┌────────
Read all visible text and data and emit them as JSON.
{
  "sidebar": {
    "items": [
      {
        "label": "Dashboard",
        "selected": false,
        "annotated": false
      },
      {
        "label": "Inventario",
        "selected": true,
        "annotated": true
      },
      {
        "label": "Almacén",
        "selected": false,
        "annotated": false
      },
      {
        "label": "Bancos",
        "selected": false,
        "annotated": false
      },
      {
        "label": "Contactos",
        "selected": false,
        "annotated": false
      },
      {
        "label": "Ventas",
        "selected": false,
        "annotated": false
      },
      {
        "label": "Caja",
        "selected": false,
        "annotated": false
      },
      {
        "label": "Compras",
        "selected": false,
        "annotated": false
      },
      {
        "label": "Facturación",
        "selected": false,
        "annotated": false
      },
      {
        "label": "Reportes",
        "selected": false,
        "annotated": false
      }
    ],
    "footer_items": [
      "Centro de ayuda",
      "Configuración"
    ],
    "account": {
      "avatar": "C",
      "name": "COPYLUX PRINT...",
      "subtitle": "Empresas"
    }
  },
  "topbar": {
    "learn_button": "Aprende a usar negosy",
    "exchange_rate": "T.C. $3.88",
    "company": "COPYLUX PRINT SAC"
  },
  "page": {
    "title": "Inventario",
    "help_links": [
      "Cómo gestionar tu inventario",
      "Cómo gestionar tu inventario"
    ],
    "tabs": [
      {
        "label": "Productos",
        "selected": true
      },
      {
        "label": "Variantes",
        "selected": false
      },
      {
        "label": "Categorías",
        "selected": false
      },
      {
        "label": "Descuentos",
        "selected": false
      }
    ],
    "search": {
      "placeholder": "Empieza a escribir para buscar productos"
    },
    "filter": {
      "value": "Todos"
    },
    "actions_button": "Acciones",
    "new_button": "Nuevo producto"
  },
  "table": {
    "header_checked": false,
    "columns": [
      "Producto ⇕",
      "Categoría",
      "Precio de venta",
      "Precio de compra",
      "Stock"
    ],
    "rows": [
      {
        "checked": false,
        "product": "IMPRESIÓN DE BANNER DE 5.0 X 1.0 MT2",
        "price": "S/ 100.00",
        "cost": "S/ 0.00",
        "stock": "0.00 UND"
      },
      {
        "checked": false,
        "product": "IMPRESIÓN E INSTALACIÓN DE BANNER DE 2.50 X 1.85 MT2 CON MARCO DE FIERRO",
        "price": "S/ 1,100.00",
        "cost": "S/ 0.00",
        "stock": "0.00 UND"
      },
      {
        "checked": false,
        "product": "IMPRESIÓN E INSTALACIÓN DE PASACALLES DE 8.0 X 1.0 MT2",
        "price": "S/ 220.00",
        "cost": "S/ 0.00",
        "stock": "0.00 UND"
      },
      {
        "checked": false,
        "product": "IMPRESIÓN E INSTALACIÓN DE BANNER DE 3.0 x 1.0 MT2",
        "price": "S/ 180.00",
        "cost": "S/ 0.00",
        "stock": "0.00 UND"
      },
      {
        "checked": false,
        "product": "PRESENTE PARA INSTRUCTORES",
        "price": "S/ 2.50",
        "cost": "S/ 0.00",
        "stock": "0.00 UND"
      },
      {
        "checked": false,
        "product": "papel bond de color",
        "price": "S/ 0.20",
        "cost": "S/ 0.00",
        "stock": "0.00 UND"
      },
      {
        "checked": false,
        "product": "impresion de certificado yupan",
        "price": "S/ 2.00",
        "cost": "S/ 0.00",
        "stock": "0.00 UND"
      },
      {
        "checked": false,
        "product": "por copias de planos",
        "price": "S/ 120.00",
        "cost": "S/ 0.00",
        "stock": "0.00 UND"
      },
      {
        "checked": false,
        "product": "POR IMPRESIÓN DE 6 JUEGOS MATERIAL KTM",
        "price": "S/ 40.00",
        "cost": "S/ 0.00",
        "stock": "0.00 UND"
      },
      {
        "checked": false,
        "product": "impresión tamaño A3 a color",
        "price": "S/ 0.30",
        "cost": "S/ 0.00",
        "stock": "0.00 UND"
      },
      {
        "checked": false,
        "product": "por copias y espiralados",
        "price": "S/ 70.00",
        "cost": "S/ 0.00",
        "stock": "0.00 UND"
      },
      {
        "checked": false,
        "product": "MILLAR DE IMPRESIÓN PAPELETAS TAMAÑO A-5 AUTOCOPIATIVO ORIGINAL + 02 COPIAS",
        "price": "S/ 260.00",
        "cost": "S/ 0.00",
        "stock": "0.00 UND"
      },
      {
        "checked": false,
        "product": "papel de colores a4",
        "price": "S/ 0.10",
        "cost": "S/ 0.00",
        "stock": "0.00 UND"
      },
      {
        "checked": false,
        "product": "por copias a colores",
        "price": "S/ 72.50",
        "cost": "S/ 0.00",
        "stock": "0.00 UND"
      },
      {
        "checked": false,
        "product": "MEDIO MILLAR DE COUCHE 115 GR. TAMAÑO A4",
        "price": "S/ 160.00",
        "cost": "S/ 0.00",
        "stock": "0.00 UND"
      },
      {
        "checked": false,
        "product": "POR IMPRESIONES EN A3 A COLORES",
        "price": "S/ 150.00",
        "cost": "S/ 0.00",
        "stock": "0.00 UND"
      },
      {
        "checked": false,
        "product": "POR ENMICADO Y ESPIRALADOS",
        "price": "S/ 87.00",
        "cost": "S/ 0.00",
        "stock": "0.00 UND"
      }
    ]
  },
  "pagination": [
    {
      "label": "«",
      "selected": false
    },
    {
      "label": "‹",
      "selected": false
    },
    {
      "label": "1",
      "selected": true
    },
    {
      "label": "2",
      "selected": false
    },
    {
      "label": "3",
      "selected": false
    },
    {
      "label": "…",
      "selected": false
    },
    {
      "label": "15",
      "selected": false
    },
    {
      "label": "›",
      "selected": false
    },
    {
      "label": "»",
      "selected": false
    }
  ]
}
└────────
What you are asked to do:
Which lines hold the word "Cómo"? Copy each of them from the records.

Solution to the exercise:
      "Cómo gestionar tu inventario",
      "Cómo gestionar tu inventario"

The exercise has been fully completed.